* Start Material supplied *

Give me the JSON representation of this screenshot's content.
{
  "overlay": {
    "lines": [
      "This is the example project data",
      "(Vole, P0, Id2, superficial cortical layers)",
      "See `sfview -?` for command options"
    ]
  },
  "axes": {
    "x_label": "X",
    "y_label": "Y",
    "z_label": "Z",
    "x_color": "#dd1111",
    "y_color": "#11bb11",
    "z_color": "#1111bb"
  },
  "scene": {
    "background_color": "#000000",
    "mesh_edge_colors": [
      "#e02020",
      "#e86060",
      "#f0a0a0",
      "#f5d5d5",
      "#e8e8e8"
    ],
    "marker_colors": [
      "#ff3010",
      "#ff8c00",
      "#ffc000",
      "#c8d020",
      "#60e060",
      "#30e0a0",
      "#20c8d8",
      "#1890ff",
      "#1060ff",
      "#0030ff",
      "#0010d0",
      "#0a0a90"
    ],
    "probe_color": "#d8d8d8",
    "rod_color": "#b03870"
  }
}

* End Material supplied *

* [Aim]: Copy out all of the records above with nothing altered.

* [Worked solution]:
Give me the JSON representation of this screenshot's content.
{
  "overlay": {
    "lines": [
      "This is the example project data",
      "(Vole, P0, Id2, superficial cortical layers)",
      "See `sfview -?` for command options"
    ]
  },
  "axes": {
    "x_label": "X",
    "y_label": "Y",
    "z_label": "Z",
    "x_color": "#dd1111",
    "y_color": "#11bb11",
    "z_color": "#1111bb"
  },
  "scene": {
    "background_color": "#000000",
    "mesh_edge_colors": [
      "#e02020",
      "#e86060",
      "#f0a0a0",
      "#f5d5d5",
      "#e8e8e8"
    ],
    "marker_colors": [
      "#ff3010",
      "#ff8c00",
      "#ffc000",
      "#c8d020",
      "#60e060",
      "#30e0a0",
      "#20c8d8",
      "#1890ff",
      "#1060ff",
      "#0030ff",
      "#0010d0",
      "#0a0a90"
    ],
    "probe_color": "#d8d8d8",
    "rod_color": "#b03870"
  }
}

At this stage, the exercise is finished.